++++ Given records

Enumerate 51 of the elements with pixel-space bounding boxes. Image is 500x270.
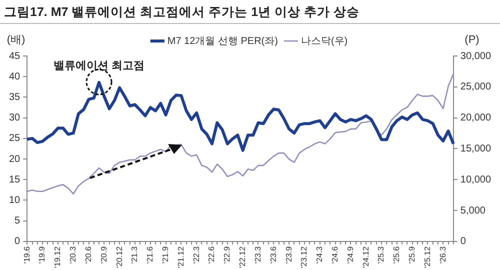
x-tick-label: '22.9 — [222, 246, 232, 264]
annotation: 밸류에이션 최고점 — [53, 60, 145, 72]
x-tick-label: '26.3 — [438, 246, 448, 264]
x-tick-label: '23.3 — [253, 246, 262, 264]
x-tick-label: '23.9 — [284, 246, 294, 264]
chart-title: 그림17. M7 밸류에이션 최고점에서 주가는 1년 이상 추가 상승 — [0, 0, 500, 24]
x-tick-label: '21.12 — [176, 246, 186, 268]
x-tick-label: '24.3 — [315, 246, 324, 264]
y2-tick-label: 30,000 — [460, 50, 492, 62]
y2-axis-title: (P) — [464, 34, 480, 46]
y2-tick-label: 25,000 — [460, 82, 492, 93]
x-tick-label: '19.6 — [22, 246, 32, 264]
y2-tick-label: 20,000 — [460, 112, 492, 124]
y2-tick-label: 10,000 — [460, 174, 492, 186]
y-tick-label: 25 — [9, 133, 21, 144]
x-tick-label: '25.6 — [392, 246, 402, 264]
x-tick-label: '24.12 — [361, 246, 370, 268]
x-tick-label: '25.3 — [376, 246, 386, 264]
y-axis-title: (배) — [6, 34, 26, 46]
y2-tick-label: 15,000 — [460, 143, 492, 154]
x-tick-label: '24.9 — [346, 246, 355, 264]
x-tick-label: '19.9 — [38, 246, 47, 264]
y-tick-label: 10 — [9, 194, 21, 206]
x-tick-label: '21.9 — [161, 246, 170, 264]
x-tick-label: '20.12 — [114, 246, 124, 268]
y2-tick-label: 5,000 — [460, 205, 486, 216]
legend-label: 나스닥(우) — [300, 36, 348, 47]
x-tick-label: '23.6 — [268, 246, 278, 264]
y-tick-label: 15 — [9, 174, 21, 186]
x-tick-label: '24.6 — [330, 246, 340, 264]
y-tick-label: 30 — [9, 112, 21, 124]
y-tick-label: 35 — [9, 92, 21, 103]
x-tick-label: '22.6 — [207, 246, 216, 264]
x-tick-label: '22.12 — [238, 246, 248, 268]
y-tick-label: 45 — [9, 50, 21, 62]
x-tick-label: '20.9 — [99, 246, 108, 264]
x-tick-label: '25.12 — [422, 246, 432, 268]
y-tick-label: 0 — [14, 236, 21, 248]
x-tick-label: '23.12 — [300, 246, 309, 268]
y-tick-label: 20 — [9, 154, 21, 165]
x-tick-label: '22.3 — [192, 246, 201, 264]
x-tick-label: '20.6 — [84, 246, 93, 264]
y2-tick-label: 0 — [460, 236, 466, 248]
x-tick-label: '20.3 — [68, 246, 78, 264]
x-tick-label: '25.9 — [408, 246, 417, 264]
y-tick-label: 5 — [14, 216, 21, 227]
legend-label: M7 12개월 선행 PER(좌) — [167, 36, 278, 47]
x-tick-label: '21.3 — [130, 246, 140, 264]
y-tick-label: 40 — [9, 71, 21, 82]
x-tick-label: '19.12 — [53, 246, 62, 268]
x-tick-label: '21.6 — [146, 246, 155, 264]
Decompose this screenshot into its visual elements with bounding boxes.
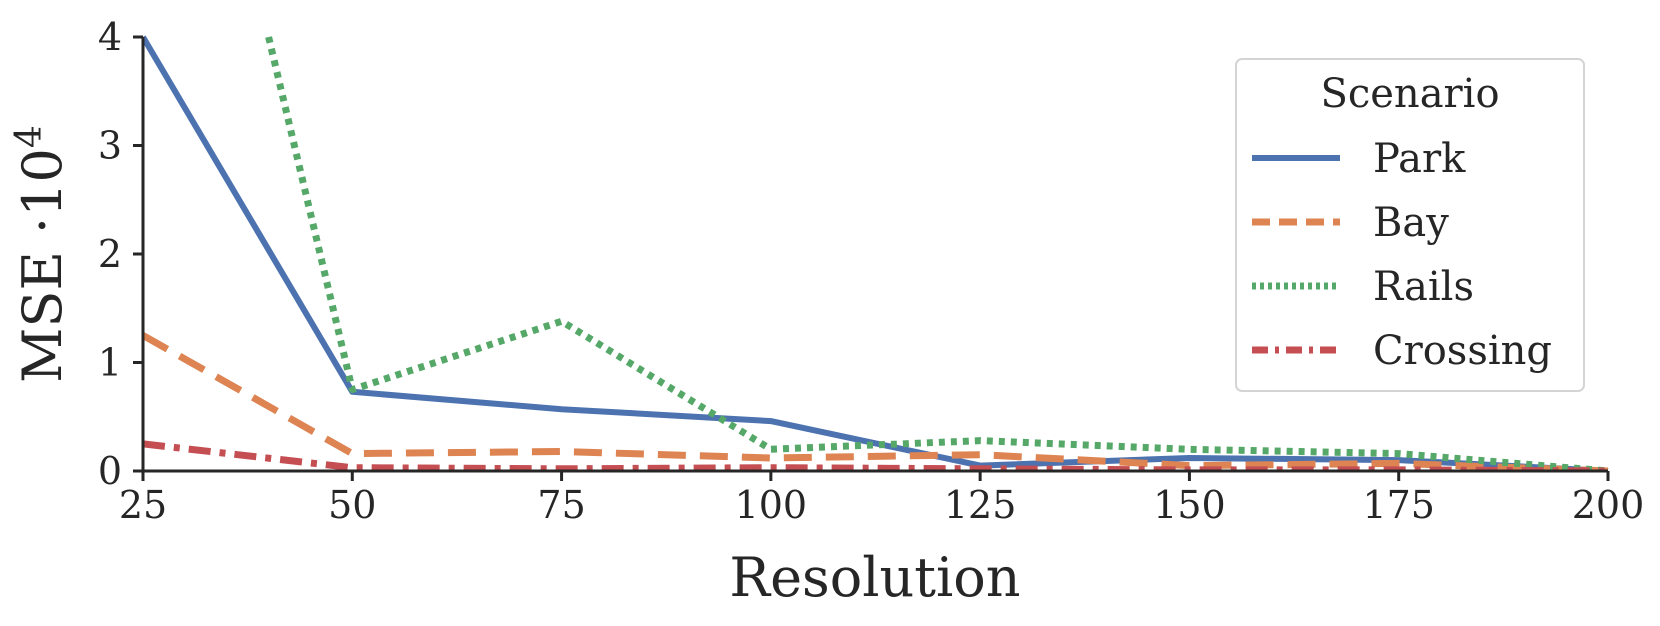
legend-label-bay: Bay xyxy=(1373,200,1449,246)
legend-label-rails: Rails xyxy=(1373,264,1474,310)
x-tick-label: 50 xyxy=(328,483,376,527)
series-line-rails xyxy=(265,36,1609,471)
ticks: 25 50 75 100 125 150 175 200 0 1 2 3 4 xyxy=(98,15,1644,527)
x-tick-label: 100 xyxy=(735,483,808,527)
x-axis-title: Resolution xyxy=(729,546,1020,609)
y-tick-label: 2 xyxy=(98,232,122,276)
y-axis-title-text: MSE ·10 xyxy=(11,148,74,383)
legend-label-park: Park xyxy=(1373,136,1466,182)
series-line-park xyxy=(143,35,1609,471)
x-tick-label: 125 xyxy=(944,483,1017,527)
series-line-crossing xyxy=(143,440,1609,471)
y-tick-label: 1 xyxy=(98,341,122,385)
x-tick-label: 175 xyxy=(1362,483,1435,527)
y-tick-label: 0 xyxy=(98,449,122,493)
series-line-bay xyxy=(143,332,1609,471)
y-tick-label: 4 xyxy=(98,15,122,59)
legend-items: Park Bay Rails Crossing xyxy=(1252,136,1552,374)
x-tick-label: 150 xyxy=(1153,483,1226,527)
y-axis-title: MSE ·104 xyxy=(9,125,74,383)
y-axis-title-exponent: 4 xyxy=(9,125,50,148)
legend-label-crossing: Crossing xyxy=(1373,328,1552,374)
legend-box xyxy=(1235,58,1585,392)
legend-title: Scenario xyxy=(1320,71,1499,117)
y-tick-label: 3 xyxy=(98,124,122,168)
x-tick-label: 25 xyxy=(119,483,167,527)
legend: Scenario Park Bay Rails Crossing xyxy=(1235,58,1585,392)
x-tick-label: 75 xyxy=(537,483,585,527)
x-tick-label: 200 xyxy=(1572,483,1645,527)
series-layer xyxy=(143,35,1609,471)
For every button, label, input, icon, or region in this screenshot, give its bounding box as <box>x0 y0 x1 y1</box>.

++++++++

▸ Given request
Rewrite the lines of the records that begin at the line containing "legend-label-bay: Bay xyxy=(1373,200,1449,246)" and continue through the end of the records, replacing "Scenario" with "Environment" and leaving everything else unchanged.

▸ The output
legend-label-bay: Bay xyxy=(1373,200,1449,246)
legend-label-rails: Rails xyxy=(1373,264,1474,310)
x-tick-label: 50 xyxy=(328,483,376,527)
series-line-rails xyxy=(265,36,1609,471)
ticks: 25 50 75 100 125 150 175 200 0 1 2 3 4 xyxy=(98,15,1644,527)
x-tick-label: 100 xyxy=(735,483,808,527)
x-axis-title: Resolution xyxy=(729,546,1020,609)
y-tick-label: 2 xyxy=(98,232,122,276)
y-axis-title-text: MSE ·10 xyxy=(11,148,74,383)
legend-label-park: Park xyxy=(1373,136,1466,182)
series-line-park xyxy=(143,35,1609,471)
x-tick-label: 125 xyxy=(944,483,1017,527)
series-line-crossing xyxy=(143,440,1609,471)
y-tick-label: 1 xyxy=(98,341,122,385)
x-tick-label: 175 xyxy=(1362,483,1435,527)
y-tick-label: 0 xyxy=(98,449,122,493)
series-line-bay xyxy=(143,332,1609,471)
y-tick-label: 4 xyxy=(98,15,122,59)
legend-items: Park Bay Rails Crossing xyxy=(1252,136,1552,374)
x-tick-label: 150 xyxy=(1153,483,1226,527)
y-axis-title: MSE ·104 xyxy=(9,125,74,383)
y-axis-title-exponent: 4 xyxy=(9,125,50,148)
legend-label-crossing: Crossing xyxy=(1373,328,1552,374)
legend-box xyxy=(1235,58,1585,392)
legend-title: Environment xyxy=(1320,71,1499,117)
y-tick-label: 3 xyxy=(98,124,122,168)
x-tick-label: 25 xyxy=(119,483,167,527)
legend: Environment Park Bay Rails Crossing xyxy=(1235,58,1585,392)
x-tick-label: 75 xyxy=(537,483,585,527)
x-tick-label: 200 xyxy=(1572,483,1645,527)
series-layer xyxy=(143,35,1609,471)
For every button, label, input, icon, or region in this screenshot, give its bounding box as <box>x0 y0 x1 y1</box>.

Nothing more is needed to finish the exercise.